Solicitud 1 —
En las filas, toma las líneas comprendidas entre la que contiene "- weekday-header-sunday: Sunday: [17, 55, 125, 82]" y la que contiene "- day-number: 18: [456, 233, 554, 245]", ambas incluidas, y reescríbelas sustituyendo "calendar-cell" por "day-cell" sin cambiar nada más.

Texto proporcionado —
——

Artículo de Abraham Rubín Álvarez, Profesor de Filosofía. Especialista en
pensamiento contemporáneo, Universidade de Vigo y publicado en la revista
digital The Conversation.
La forma en que nos relacionamos y enamoramos ha cambiado. Y no se
debe solo a diferencias generacionales. También es consecuencia de cómo
funciona nuestra sociedad. Vivimos en una época donde buscamos la máxima
libertad y felicidad, pero, al mismo tiempo, nos mostramos escépticos frente a
compromisos y sacrificios.
Ante esta situación, nos preguntamos: ¿puede la filosofía ofrecer
una visión profunda del amor que nos ayude a entender mejor cómo nos
relacionamos?
El mito del amor platónico
Es muy popular la
historia que Platón nos dejó sobre el amor romántico. Al principio, los seres humanos eran andróginos. Pero
debido a un conflicto con Zeus fuimos divididos en dos: hombres y mujeres.
Desde ese momento, nos sentimos desdichados e incompletos, pasando los días
buscando a nuestra otra mitad, el ser que nos haría sentir completos de nuevo.
Este mito, que ha resonado a lo largo de la historia, acabó
llevándose al extremo. Surgió la creencia de que los solteros no podían ser
felices, y muchas personas se lanzaron a buscar relaciones estables y
heterosexuales. Como resultado, a menudo las parejas infelices evitaban la
ruptura, aferrándose al mito.

——

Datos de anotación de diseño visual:
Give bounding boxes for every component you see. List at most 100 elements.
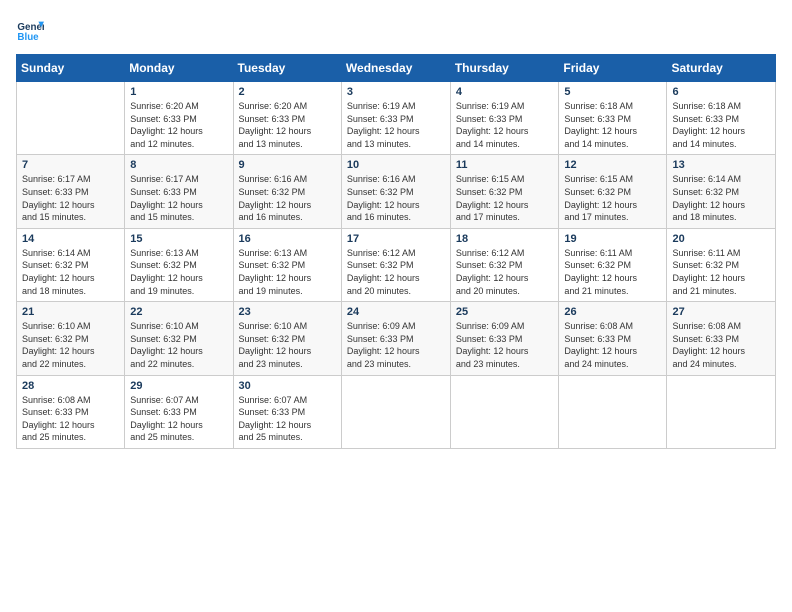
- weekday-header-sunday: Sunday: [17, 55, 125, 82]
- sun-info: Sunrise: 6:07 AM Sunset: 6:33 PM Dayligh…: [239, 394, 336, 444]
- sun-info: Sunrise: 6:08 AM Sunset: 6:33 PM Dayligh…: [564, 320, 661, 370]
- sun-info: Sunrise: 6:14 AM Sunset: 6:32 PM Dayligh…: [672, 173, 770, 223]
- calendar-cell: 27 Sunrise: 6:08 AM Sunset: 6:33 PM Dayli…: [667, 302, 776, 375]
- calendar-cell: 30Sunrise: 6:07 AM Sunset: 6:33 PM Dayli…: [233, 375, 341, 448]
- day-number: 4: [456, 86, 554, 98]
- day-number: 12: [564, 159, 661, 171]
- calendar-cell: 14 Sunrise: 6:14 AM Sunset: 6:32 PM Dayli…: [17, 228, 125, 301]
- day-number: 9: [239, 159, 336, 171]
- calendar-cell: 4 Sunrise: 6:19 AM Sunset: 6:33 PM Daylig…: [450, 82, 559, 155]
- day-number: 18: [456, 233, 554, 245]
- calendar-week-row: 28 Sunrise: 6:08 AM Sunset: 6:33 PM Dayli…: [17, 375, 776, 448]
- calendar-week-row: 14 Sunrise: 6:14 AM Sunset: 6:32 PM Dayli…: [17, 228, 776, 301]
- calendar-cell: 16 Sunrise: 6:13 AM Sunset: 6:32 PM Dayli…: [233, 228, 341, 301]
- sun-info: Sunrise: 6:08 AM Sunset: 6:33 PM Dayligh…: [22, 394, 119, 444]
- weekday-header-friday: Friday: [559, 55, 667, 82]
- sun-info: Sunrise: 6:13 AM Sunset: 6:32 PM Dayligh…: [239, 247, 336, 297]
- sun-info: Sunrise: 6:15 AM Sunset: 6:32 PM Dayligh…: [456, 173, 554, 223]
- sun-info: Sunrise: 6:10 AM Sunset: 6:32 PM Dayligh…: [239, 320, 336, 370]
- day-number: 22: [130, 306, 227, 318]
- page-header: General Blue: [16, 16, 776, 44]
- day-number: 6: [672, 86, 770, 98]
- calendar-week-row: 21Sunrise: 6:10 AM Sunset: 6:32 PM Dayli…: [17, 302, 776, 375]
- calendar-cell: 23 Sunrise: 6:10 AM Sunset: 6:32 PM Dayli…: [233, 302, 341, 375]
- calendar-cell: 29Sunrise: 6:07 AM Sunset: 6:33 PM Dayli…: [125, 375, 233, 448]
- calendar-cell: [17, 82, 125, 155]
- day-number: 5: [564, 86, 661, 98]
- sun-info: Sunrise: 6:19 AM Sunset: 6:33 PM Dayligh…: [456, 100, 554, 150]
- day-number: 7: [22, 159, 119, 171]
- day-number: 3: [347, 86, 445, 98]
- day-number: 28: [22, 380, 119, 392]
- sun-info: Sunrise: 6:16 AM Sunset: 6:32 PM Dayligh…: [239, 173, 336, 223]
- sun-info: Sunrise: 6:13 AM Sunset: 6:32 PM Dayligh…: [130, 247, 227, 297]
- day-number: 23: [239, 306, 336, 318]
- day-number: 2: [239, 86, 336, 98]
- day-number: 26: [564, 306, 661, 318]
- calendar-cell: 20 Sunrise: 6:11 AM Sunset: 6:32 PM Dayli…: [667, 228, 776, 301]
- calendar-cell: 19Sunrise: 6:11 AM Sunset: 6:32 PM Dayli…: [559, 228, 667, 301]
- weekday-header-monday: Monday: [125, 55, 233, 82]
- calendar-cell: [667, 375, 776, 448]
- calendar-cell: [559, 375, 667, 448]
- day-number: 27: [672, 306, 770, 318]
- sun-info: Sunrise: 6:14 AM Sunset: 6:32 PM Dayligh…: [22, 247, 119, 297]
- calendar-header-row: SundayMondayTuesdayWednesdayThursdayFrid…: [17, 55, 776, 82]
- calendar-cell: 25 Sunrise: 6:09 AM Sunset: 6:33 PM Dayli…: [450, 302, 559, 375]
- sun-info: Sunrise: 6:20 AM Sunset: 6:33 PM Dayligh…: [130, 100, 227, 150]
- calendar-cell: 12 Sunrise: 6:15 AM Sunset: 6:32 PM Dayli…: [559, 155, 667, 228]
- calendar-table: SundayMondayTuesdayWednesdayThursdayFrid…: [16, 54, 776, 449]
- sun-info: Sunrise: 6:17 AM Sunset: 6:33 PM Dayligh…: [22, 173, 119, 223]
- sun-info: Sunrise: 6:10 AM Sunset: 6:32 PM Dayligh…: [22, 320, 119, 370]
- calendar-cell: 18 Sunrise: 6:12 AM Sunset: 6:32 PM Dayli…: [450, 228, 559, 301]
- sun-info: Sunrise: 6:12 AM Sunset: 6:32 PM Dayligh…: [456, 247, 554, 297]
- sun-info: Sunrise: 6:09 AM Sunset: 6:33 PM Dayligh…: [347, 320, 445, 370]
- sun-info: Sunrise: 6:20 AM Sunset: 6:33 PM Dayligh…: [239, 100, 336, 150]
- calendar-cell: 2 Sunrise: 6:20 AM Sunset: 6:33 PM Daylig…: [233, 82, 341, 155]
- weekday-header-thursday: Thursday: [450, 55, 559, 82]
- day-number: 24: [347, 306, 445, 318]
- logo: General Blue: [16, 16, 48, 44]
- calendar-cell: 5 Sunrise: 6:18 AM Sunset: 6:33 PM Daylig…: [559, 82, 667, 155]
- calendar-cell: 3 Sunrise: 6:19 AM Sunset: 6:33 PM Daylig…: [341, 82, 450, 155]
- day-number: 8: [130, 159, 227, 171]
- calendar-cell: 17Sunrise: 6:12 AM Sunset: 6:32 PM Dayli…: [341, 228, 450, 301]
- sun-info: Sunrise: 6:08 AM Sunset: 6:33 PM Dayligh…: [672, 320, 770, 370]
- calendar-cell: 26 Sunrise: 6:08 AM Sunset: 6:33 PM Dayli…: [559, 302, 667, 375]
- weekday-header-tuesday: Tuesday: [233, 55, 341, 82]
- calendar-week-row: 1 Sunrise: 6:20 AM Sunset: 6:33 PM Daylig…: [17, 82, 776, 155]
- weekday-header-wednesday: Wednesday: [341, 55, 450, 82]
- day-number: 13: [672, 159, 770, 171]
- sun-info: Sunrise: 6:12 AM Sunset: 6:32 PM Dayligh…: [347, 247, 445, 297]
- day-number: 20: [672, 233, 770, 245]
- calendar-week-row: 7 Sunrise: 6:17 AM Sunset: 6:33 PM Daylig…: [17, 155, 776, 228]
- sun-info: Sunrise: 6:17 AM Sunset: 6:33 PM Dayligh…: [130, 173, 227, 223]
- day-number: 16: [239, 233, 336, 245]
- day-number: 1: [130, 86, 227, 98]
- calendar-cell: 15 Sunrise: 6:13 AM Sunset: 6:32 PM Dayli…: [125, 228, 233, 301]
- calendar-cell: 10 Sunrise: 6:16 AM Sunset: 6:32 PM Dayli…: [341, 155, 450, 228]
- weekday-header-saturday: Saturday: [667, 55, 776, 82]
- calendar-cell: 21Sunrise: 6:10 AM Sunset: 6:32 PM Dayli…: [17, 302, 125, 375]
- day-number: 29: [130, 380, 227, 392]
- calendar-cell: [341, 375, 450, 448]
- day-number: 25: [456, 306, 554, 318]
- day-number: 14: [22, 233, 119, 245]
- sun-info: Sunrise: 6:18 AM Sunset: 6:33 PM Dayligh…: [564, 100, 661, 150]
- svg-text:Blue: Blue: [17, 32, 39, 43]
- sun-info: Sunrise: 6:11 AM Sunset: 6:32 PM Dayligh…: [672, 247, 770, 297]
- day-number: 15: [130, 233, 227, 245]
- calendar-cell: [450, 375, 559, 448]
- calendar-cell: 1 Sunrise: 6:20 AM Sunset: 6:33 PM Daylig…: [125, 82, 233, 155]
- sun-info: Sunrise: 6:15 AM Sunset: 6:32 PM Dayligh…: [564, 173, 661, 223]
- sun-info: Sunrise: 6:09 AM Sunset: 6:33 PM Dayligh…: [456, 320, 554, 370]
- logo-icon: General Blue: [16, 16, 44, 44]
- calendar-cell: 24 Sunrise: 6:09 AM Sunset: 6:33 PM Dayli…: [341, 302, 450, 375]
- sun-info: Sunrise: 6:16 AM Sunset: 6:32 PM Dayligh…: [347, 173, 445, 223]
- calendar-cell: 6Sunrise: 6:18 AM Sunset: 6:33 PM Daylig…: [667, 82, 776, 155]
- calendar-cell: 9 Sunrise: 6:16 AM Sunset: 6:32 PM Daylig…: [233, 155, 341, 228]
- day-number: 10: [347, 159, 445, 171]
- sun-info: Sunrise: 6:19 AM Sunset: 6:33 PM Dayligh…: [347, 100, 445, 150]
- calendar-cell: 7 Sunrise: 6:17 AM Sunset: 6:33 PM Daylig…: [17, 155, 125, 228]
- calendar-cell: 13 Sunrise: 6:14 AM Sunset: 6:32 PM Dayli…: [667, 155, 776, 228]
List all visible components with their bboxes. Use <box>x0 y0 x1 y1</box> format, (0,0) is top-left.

——

Solicitud 2 —
Responde a estas preguntas según el artículo sobre el amor:
(a) ¿En qué universidad es profesor el autor?
(b) Según la historia de Platón, ¿cómo eran al principio los seres humanos?
(c) ¿Qué hacían a menudo las parejas infelices como resultado de la creencia surgida del mito?

Respuesta completa 1 —
- weekday-header-sunday: Sunday: [17, 55, 125, 82]
- sun-info: Sunrise: 6:07 AM Sunset: 6:33 PM Dayligh…: [239, 394, 336, 444]
- sun-info: Sunrise: 6:08 AM Sunset: 6:33 PM Dayligh…: [564, 320, 661, 370]
- sun-info: Sunrise: 6:14 AM Sunset: 6:32 PM Dayligh…: [672, 173, 770, 223]
- day-cell: 27 Sunrise: 6:08 AM Sunset: 6:33 PM Dayli…: [667, 302, 776, 375]
- day-cell: 30Sunrise: 6:07 AM Sunset: 6:33 PM Dayli…: [233, 375, 341, 448]
- day-number: 4: [456, 86, 554, 98]
- day-number: 12: [564, 159, 661, 171]
- day-cell: 14 Sunrise: 6:14 AM Sunset: 6:32 PM Dayli…: [17, 228, 125, 301]
- day-number: 9: [239, 159, 336, 171]
- day-cell: 4 Sunrise: 6:19 AM Sunset: 6:33 PM Daylig…: [450, 82, 559, 155]
- day-number: 18: [456, 233, 554, 245]

Respuesta completa 2 —
(a) En la Universidade de Vigo.
(b) Eran andróginos.
(c) Evitaban la ruptura, aferrándose al mito.